(REQUIRED WORK):
Gather every line in the records below that contains the word "求和公式".

(DATA FOR THIS EXERCISE):
+ + + + +
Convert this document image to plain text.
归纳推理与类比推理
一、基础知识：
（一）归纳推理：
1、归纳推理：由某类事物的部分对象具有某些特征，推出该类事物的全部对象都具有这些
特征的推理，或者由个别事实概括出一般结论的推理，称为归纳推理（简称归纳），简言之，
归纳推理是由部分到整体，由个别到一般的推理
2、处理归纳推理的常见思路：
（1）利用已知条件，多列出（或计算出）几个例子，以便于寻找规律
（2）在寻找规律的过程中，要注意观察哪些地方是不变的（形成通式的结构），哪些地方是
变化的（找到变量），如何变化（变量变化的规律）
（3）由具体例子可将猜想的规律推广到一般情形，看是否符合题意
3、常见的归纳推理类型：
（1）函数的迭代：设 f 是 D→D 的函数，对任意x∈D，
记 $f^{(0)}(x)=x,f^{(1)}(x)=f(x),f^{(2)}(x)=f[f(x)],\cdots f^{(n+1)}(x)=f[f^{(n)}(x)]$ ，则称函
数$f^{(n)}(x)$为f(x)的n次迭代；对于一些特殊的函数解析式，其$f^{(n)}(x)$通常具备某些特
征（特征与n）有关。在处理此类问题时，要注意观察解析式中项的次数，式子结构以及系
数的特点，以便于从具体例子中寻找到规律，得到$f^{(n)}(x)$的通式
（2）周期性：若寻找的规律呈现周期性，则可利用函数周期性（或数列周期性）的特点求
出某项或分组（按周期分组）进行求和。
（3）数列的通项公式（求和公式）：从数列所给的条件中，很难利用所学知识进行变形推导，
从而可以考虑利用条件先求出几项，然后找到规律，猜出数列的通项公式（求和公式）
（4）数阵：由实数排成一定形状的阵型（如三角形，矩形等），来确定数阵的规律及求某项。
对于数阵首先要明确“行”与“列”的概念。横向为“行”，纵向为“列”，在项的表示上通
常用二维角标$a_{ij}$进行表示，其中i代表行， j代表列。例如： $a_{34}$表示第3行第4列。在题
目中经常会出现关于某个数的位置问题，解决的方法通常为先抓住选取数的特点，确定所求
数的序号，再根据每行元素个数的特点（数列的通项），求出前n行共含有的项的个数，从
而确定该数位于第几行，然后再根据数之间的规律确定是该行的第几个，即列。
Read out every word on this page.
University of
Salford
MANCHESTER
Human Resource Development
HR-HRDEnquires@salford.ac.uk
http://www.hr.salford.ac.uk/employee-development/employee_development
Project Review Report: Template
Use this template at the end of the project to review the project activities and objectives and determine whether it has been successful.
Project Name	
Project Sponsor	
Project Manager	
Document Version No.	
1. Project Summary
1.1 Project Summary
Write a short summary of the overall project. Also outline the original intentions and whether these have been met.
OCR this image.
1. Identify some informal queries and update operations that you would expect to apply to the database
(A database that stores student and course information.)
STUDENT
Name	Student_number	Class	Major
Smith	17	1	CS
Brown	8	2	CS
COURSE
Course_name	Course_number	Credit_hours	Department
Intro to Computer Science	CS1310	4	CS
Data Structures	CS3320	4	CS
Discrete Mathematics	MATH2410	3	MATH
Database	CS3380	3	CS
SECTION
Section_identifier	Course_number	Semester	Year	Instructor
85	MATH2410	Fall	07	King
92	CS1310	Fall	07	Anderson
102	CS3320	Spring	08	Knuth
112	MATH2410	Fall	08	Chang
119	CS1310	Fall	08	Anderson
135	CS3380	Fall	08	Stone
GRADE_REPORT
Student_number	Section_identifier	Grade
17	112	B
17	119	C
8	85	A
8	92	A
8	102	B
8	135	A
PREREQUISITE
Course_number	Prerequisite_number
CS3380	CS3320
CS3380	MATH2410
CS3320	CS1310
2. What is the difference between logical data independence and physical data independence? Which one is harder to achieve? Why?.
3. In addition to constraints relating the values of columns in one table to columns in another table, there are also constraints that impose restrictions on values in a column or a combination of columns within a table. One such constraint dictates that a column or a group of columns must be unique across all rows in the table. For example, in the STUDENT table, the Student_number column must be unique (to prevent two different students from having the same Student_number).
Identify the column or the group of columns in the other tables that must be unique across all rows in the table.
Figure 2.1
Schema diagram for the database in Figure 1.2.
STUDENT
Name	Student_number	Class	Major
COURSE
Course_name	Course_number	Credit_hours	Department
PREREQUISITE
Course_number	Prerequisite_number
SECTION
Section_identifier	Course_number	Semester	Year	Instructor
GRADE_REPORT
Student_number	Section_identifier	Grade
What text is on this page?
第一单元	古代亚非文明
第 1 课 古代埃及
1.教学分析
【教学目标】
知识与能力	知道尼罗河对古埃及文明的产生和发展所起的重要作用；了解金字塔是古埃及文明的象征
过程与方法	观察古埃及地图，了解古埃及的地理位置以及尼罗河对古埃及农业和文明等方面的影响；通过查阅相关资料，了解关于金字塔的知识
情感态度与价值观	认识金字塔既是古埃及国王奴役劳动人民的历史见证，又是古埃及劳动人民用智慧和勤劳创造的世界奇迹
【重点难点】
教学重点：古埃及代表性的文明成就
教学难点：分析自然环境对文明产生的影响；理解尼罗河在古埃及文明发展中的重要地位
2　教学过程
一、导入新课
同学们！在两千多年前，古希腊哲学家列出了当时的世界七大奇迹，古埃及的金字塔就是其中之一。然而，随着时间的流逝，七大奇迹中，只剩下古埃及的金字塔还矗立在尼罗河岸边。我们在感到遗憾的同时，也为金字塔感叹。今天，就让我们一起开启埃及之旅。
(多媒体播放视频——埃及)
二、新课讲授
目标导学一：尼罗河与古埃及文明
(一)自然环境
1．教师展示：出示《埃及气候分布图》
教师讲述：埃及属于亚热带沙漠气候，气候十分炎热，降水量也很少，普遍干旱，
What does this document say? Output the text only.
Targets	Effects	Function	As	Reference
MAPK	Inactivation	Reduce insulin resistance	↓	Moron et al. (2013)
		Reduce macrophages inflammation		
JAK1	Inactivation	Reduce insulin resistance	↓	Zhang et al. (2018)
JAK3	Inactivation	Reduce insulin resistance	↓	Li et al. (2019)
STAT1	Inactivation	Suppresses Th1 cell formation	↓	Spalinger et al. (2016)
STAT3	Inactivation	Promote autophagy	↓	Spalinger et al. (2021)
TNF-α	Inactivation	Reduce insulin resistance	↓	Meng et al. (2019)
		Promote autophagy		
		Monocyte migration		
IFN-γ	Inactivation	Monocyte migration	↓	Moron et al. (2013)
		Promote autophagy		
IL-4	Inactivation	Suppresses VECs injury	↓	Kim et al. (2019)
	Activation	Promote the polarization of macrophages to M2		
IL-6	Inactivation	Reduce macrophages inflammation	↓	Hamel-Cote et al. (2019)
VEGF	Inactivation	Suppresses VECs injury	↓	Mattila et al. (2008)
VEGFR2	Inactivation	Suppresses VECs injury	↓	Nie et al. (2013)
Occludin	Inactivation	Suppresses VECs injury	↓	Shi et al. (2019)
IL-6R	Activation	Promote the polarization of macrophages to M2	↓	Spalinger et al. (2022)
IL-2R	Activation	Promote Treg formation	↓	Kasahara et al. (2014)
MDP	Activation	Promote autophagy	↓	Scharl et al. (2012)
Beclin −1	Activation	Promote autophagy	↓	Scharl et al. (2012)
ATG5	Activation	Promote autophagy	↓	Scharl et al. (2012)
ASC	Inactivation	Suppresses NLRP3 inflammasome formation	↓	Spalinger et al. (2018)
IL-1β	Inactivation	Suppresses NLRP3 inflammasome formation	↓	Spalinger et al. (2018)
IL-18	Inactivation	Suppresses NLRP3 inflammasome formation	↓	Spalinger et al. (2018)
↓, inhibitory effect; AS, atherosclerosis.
+ + + + +
(EXERCISE RESPONSE):
（3）数列的通项公式（求和公式）：从数列所给的条件中，很难利用所学知识进行变形推导，
从而可以考虑利用条件先求出几项，然后找到规律，猜出数列的通项公式（求和公式）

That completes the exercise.